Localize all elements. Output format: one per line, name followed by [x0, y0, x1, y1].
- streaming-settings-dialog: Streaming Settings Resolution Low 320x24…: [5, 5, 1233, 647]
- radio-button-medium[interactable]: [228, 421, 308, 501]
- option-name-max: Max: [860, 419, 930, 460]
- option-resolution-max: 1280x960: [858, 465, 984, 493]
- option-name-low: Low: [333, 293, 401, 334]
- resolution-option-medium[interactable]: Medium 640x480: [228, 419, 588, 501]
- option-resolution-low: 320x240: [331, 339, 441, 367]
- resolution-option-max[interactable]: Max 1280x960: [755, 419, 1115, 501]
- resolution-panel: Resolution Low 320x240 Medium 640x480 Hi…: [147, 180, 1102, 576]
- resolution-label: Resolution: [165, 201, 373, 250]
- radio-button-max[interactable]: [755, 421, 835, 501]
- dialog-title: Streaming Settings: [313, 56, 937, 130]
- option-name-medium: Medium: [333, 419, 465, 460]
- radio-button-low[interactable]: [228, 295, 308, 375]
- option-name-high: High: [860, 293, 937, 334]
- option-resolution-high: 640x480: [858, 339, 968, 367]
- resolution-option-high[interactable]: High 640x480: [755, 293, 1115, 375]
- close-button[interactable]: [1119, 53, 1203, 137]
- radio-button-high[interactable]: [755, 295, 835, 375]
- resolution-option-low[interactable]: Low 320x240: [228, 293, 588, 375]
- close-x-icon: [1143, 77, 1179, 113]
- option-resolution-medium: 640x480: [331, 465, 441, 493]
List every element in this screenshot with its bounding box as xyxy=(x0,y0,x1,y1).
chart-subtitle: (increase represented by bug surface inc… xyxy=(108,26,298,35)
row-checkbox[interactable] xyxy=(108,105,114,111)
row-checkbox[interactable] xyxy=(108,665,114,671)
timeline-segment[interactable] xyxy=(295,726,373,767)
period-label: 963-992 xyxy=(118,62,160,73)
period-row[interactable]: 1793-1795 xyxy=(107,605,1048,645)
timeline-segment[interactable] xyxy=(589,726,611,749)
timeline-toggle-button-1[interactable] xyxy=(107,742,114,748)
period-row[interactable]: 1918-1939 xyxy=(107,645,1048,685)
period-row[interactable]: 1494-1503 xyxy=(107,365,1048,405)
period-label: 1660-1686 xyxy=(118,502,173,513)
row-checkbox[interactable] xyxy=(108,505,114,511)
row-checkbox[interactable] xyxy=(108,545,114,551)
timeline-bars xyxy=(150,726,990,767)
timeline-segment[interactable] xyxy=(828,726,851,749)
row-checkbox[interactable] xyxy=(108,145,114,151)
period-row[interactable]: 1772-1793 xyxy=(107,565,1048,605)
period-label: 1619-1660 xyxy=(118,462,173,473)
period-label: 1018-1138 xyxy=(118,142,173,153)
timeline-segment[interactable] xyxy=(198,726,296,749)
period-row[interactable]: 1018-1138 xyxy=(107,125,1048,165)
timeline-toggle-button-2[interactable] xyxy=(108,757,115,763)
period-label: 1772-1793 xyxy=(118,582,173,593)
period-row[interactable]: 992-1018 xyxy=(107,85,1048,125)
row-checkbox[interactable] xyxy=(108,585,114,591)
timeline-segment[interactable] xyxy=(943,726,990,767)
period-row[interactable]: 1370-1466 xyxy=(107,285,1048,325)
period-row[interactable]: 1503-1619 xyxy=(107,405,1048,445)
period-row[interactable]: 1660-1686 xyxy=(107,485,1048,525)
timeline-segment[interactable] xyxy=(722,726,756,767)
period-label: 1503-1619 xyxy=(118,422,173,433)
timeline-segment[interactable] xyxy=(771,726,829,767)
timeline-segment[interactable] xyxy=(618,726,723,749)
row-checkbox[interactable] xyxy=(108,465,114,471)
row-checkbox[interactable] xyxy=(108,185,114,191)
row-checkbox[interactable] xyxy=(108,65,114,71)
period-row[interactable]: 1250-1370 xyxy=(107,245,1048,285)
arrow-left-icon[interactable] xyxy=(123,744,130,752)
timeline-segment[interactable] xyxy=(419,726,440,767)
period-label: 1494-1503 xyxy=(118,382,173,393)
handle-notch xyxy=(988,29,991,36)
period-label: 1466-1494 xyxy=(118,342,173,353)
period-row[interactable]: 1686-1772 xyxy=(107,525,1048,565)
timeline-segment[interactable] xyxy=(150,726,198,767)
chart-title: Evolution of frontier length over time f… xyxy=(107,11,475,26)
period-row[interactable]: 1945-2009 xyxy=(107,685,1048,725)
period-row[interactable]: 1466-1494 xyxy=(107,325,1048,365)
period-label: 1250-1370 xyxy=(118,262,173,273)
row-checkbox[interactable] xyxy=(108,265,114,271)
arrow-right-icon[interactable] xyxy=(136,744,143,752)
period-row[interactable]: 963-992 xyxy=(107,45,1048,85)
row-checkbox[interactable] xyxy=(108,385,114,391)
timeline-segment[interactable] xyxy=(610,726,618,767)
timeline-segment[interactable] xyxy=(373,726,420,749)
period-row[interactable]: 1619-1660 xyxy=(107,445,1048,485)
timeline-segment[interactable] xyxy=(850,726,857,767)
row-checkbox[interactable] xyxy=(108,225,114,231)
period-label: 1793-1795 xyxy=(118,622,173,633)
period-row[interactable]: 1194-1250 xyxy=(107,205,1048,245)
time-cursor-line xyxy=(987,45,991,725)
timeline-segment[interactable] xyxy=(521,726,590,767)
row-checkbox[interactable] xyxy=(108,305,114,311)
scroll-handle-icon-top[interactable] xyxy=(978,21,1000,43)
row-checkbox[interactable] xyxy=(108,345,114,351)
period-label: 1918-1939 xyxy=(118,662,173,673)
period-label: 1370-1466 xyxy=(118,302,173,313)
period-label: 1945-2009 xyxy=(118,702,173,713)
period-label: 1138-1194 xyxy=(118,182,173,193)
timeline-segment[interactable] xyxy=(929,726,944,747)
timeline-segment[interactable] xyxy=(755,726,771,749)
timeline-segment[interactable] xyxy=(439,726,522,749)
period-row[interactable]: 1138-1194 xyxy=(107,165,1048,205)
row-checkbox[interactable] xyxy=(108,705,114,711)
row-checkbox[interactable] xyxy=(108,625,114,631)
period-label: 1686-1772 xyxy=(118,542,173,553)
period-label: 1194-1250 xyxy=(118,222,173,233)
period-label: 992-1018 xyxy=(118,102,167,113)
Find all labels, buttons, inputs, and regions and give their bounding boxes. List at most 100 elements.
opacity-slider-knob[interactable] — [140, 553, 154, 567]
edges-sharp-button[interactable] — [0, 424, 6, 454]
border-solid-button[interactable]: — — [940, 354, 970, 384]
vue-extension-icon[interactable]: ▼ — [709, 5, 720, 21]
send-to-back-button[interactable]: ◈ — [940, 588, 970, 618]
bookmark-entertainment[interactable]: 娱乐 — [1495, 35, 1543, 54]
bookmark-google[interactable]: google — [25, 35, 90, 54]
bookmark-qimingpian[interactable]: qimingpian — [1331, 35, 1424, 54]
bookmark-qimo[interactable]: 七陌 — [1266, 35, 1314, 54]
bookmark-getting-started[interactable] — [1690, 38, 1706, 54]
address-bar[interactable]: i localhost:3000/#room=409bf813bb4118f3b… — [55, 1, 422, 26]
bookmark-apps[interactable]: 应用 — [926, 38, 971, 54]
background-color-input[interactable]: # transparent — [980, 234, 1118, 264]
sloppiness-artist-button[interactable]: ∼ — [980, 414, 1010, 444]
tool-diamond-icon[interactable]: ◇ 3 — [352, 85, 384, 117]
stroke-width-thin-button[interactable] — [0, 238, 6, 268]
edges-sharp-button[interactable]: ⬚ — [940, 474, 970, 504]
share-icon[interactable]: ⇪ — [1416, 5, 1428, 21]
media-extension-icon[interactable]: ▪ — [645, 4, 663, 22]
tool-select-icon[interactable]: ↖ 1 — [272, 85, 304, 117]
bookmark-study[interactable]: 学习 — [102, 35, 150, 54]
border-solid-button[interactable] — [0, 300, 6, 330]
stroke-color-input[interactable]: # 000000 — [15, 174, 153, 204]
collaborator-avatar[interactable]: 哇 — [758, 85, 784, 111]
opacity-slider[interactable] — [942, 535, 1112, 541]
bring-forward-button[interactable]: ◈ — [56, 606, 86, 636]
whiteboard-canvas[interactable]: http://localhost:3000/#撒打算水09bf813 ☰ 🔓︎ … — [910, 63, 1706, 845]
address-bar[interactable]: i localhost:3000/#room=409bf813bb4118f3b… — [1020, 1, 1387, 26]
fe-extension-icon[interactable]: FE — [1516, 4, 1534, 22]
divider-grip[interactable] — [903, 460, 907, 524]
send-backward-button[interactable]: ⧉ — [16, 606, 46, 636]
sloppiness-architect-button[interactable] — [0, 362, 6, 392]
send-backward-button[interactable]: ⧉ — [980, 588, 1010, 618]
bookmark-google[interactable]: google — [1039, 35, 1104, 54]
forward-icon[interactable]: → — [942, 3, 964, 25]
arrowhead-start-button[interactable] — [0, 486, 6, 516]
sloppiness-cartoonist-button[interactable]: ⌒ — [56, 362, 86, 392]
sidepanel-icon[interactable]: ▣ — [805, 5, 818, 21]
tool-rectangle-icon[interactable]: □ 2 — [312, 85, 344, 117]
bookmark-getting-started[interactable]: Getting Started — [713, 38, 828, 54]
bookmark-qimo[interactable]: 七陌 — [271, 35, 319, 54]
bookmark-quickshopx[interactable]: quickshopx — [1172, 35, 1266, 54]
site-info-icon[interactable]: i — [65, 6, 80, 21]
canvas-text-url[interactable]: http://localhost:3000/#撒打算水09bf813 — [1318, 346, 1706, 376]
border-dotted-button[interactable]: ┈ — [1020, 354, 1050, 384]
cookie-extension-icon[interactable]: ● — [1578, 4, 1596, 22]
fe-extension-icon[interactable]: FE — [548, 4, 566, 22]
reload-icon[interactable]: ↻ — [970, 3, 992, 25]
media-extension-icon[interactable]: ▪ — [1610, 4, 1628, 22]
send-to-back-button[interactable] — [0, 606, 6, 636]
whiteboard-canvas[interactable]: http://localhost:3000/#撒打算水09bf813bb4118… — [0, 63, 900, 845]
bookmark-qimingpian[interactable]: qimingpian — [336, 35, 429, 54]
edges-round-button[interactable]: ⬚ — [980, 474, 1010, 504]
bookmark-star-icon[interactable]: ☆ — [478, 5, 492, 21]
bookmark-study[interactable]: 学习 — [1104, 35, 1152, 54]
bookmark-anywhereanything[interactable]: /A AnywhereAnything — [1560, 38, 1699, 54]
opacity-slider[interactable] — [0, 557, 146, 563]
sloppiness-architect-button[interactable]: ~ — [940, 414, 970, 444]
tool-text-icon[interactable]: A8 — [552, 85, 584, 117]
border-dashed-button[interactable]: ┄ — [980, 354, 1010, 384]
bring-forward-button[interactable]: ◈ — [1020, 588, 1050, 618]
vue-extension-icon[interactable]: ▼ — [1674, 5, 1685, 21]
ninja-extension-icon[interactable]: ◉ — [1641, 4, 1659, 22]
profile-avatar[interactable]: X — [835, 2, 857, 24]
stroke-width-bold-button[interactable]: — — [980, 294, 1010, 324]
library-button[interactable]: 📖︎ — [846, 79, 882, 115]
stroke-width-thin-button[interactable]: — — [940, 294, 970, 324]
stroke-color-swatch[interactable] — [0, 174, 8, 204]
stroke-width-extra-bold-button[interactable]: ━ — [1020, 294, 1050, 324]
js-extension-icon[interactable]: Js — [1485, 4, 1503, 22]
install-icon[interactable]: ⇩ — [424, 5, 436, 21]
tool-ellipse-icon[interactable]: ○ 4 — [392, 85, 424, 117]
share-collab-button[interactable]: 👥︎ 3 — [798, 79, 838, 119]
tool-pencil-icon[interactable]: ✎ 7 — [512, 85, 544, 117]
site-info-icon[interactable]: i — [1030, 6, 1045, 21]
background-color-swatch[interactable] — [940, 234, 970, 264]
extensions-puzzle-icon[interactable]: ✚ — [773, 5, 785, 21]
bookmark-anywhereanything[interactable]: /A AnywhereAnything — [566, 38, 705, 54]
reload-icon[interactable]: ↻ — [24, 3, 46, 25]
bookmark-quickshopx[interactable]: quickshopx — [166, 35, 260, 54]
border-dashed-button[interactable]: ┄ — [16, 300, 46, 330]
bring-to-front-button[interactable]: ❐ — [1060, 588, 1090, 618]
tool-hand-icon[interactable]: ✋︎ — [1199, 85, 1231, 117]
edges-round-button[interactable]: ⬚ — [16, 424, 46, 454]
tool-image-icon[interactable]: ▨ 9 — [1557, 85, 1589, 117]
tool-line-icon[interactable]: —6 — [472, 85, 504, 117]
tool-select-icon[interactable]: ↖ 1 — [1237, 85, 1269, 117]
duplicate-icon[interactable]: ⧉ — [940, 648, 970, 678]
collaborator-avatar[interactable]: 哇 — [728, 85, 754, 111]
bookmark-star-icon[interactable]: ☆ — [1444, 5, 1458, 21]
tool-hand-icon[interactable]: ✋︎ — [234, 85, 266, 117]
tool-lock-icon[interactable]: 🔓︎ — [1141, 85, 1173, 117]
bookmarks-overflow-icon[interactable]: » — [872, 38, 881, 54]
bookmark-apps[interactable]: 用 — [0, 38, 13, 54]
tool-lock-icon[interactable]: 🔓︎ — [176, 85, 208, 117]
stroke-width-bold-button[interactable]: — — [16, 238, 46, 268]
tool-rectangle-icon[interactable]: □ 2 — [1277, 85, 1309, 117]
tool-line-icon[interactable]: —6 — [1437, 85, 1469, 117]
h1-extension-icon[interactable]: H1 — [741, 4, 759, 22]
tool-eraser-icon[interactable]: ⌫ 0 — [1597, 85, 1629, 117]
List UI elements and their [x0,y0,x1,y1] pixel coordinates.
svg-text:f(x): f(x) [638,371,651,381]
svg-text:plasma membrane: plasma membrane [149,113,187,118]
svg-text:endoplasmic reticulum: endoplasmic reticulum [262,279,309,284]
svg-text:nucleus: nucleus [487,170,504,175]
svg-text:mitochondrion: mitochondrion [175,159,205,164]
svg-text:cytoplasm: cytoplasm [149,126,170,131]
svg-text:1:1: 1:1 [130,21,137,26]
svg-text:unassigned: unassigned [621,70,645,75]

### To do
Repeat the records unchanged, from their first line up to and including the line that contains "- resolution-option-max[interactable]: Max".

### Solution to this exercise
Localize all elements. Output format: one per line, name followed by [x0, y0, x1, y1].
- streaming-settings-dialog: Streaming Settings Resolution Low 320x24…: [5, 5, 1233, 647]
- radio-button-medium[interactable]: [228, 421, 308, 501]
- option-name-max: Max: [860, 419, 930, 460]
- option-resolution-max: 1280x960: [858, 465, 984, 493]
- option-name-low: Low: [333, 293, 401, 334]
- resolution-option-medium[interactable]: Medium 640x480: [228, 419, 588, 501]
- option-resolution-low: 320x240: [331, 339, 441, 367]
- resolution-option-max[interactable]: Max 1280x960: [755, 419, 1115, 501]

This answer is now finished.